YOUR INSTRUCTIONS – Filter the records below down to lines containing "프로세스".

┄┄┄┄┄┄┄┄┄┄

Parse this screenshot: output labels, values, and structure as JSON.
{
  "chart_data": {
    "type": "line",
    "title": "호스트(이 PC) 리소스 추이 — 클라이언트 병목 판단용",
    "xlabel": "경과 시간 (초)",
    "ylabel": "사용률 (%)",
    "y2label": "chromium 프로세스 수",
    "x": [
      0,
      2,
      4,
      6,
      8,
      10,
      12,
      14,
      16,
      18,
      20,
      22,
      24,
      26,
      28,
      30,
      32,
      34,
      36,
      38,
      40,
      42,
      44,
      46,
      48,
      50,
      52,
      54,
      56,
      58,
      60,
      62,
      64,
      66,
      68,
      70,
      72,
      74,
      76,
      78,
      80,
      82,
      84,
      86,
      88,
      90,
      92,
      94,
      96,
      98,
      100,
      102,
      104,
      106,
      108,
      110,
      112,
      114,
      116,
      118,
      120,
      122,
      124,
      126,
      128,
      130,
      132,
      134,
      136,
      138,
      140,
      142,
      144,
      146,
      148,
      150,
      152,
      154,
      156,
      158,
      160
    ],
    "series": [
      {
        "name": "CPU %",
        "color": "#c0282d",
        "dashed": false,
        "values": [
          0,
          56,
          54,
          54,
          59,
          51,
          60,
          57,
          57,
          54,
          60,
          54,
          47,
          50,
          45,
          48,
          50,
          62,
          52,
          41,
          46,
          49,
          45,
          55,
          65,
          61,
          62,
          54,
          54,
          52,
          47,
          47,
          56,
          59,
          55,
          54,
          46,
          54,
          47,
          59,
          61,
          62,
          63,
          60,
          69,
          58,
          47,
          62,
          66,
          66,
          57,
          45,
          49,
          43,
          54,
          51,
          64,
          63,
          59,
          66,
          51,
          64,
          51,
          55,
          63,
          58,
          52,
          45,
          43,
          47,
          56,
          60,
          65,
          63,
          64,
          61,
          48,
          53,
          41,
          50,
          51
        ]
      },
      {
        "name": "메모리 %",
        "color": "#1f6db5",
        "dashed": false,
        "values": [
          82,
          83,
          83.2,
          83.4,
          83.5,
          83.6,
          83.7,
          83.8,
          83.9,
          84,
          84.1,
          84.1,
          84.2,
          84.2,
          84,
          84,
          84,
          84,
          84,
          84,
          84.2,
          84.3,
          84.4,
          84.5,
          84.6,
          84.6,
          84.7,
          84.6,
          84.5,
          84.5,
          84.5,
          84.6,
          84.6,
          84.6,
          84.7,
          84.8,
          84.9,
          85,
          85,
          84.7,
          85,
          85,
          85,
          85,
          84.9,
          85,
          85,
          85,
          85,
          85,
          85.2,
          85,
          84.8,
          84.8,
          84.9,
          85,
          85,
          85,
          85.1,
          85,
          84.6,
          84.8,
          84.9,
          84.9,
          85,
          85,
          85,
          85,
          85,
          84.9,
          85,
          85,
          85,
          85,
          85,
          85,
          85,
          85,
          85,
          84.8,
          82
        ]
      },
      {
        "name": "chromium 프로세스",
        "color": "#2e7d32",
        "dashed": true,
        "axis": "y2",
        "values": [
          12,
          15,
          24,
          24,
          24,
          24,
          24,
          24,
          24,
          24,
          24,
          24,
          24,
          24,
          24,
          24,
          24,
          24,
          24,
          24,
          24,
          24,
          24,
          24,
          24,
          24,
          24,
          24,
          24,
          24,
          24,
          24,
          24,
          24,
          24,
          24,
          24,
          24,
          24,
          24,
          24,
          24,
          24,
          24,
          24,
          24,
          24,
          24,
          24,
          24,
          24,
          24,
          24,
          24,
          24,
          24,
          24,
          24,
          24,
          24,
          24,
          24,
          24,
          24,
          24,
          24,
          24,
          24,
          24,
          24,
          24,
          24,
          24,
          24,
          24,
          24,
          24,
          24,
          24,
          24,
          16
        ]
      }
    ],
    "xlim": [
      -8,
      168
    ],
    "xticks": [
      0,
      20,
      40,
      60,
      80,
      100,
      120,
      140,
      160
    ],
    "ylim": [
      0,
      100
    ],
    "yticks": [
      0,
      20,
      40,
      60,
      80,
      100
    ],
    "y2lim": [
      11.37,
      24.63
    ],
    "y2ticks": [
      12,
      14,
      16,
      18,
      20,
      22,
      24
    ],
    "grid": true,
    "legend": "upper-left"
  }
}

┄┄┄┄┄┄┄┄┄┄

REPLY TO THE TASK –
    "y2label": "chromium 프로세스 수",
        "name": "chromium 프로세스",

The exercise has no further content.